▶ [REQUIREMENTS]: The entries need to be copied exactly.

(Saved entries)
* start *
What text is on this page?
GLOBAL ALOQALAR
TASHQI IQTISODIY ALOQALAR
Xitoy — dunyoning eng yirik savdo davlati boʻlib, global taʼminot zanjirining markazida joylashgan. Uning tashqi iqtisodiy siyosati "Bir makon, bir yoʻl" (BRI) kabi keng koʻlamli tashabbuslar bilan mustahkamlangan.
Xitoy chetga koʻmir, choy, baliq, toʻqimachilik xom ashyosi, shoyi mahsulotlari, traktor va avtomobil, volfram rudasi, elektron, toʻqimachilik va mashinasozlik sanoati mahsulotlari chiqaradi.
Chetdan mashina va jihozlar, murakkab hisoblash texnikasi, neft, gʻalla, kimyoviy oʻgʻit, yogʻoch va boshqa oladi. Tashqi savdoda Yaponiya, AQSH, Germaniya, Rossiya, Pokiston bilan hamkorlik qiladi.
* end *
▶ [OUTPUT OF THE TASK]:
What text is on this page?
GLOBAL ALOQALAR
TASHQI IQTISODIY ALOQALAR
Xitoy — dunyoning eng yirik savdo davlati boʻlib, global taʼminot zanjirining markazida joylashgan. Uning tashqi iqtisodiy siyosati "Bir makon, bir yoʻl" (BRI) kabi keng koʻlamli tashabbuslar bilan mustahkamlangan.
Xitoy chetga koʻmir, choy, baliq, toʻqimachilik xom ashyosi, shoyi mahsulotlari, traktor va avtomobil, volfram rudasi, elektron, toʻqimachilik va mashinasozlik sanoati mahsulotlari chiqaradi.
Chetdan mashina va jihozlar, murakkab hisoblash texnikasi, neft, gʻalla, kimyoviy oʻgʻit, yogʻoch va boshqa oladi. Tashqi savdoda Yaponiya, AQSH, Germaniya, Rossiya, Pokiston bilan hamkorlik qiladi.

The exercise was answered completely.